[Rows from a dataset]

::::

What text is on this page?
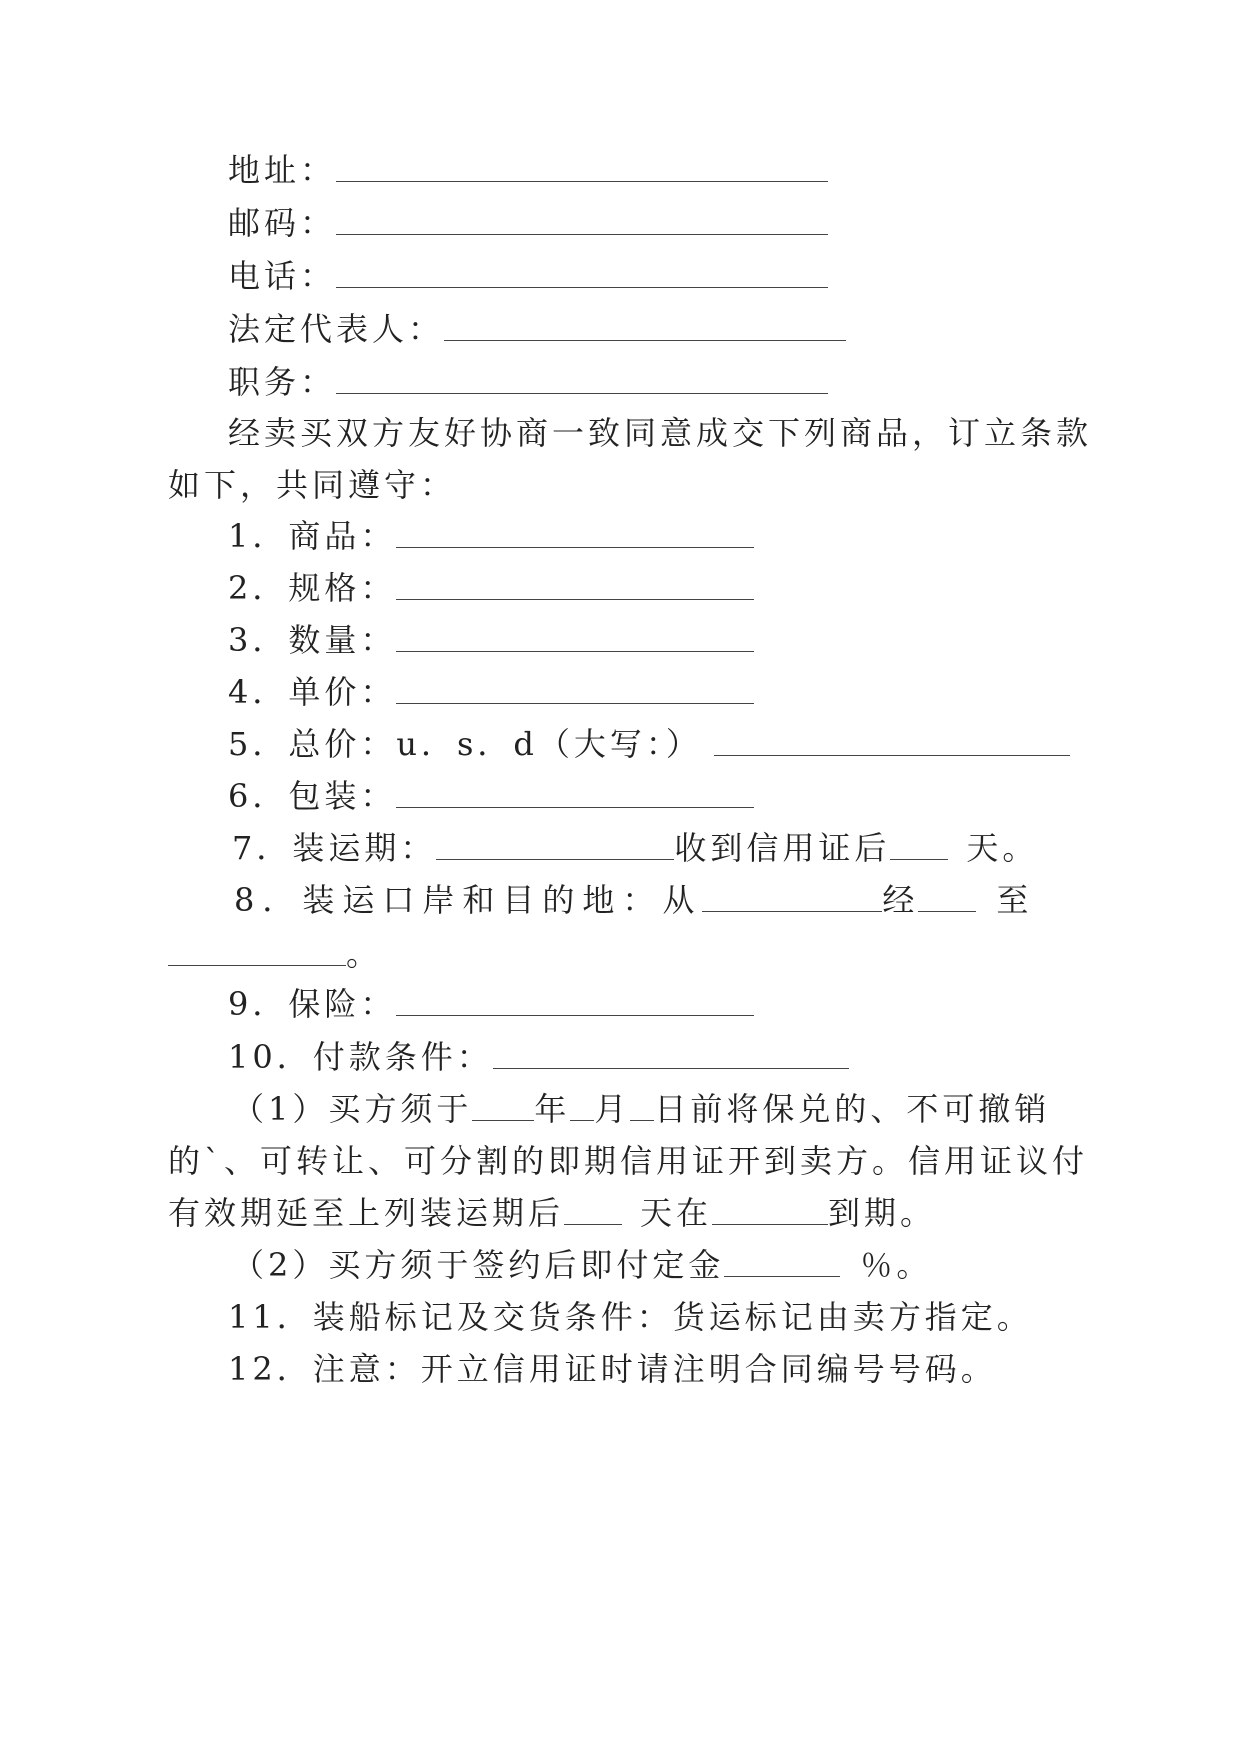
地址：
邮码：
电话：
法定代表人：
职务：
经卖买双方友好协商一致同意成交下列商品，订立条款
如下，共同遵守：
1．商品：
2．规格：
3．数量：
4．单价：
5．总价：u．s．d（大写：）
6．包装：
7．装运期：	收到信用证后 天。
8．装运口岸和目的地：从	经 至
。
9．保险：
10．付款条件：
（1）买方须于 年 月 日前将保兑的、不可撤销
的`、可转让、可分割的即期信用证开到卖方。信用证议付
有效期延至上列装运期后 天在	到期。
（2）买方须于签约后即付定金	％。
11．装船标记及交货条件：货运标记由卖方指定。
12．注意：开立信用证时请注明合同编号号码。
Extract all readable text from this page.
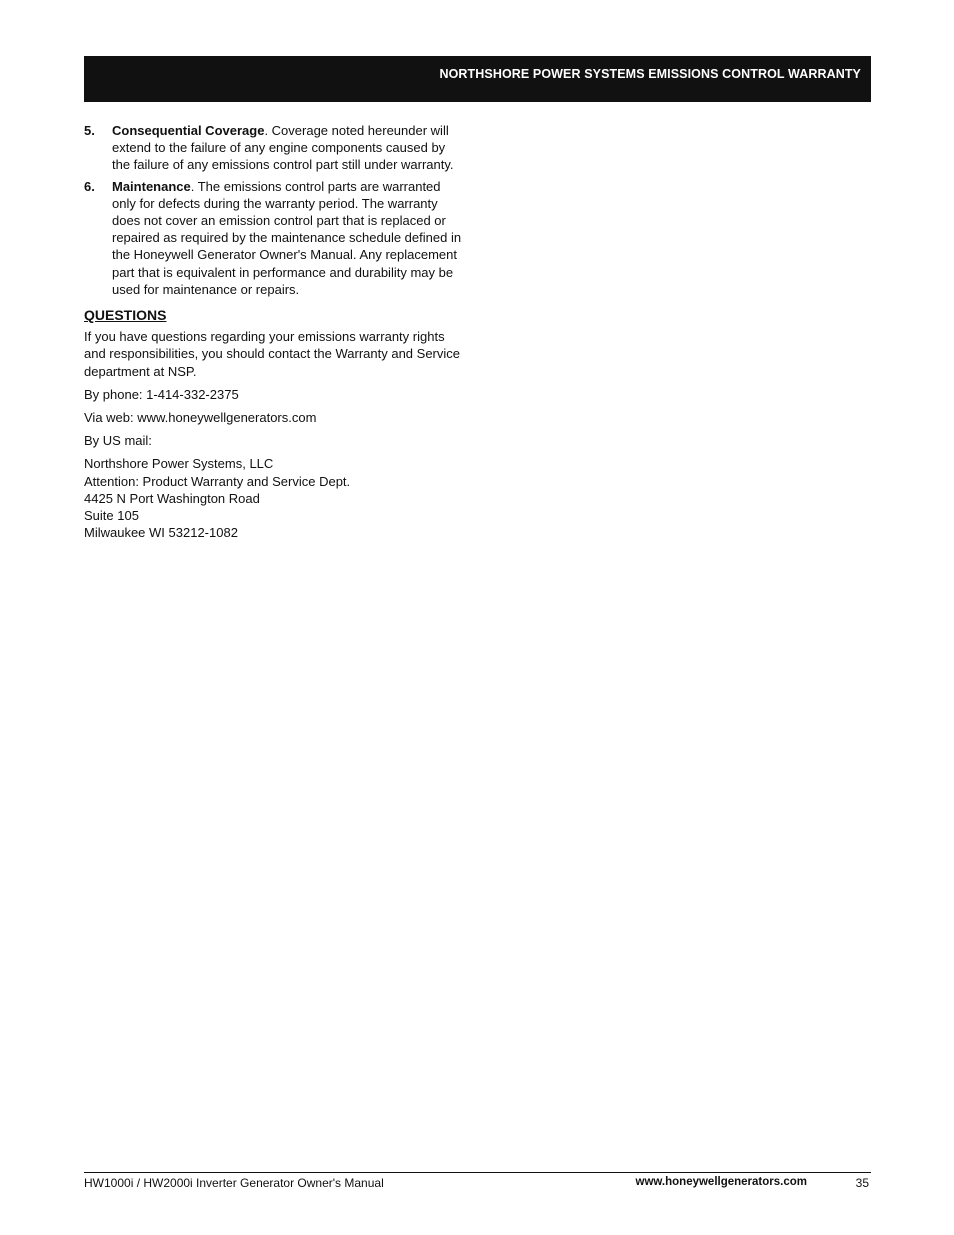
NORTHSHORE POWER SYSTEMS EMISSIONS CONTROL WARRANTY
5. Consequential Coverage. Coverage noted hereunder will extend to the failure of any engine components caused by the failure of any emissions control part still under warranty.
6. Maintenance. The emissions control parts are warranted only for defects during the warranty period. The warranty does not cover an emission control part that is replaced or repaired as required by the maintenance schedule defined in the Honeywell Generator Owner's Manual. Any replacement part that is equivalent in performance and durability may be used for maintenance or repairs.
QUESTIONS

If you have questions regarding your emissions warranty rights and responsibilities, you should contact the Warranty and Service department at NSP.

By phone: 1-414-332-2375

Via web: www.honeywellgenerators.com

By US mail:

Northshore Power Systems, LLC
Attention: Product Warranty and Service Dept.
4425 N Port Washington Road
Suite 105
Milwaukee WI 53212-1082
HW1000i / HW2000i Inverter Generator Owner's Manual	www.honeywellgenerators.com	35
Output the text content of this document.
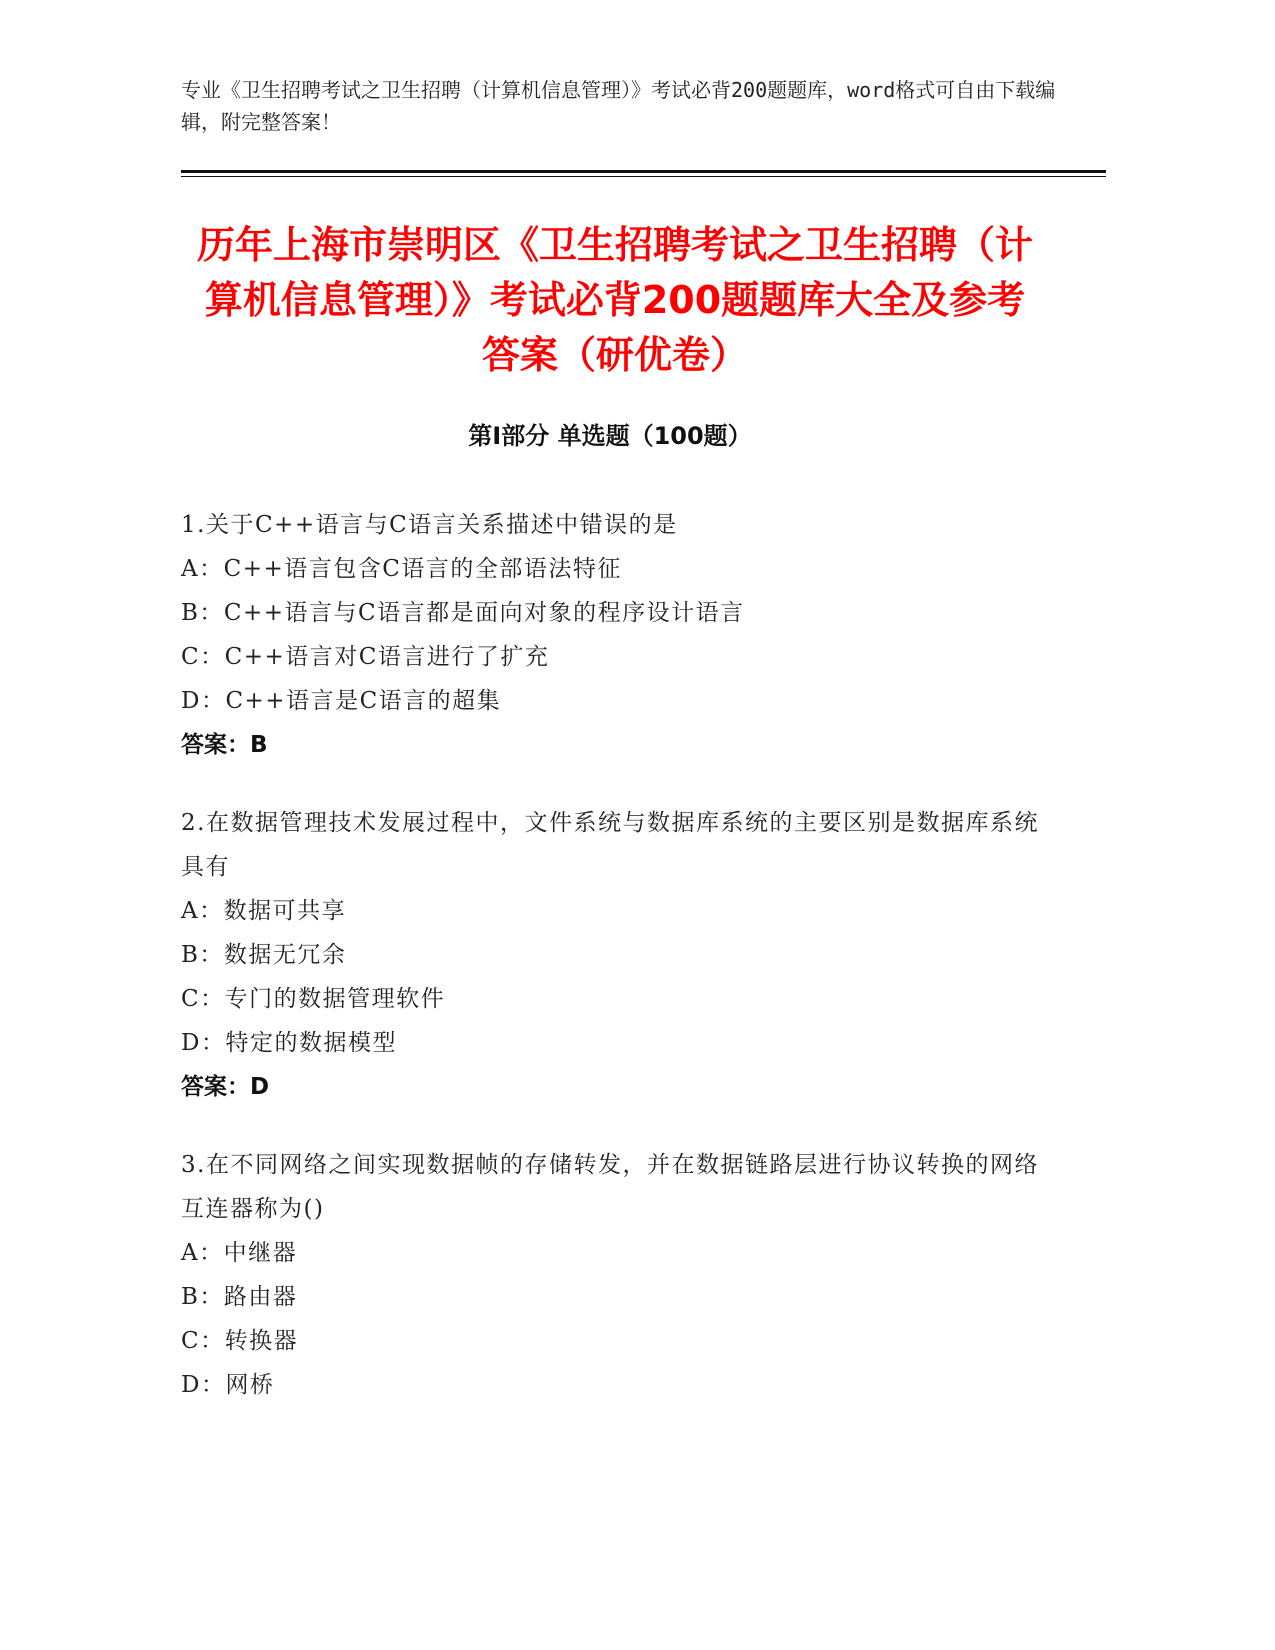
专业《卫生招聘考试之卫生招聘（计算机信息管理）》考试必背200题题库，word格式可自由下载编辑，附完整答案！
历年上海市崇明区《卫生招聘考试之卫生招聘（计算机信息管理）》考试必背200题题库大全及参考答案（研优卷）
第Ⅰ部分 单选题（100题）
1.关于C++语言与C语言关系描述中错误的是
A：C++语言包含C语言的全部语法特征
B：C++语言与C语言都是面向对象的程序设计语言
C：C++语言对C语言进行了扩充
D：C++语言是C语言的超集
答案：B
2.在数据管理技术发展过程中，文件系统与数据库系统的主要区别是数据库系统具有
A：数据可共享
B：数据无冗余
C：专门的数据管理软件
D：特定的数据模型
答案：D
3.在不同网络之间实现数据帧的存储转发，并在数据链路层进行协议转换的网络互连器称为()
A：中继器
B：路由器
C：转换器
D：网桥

::::

:: WHAT TO WORK ON ::
What is the number of lines in the listing above that contain the string "Owner"? Give only the number.

:: SOLVED EXERCISE ::
2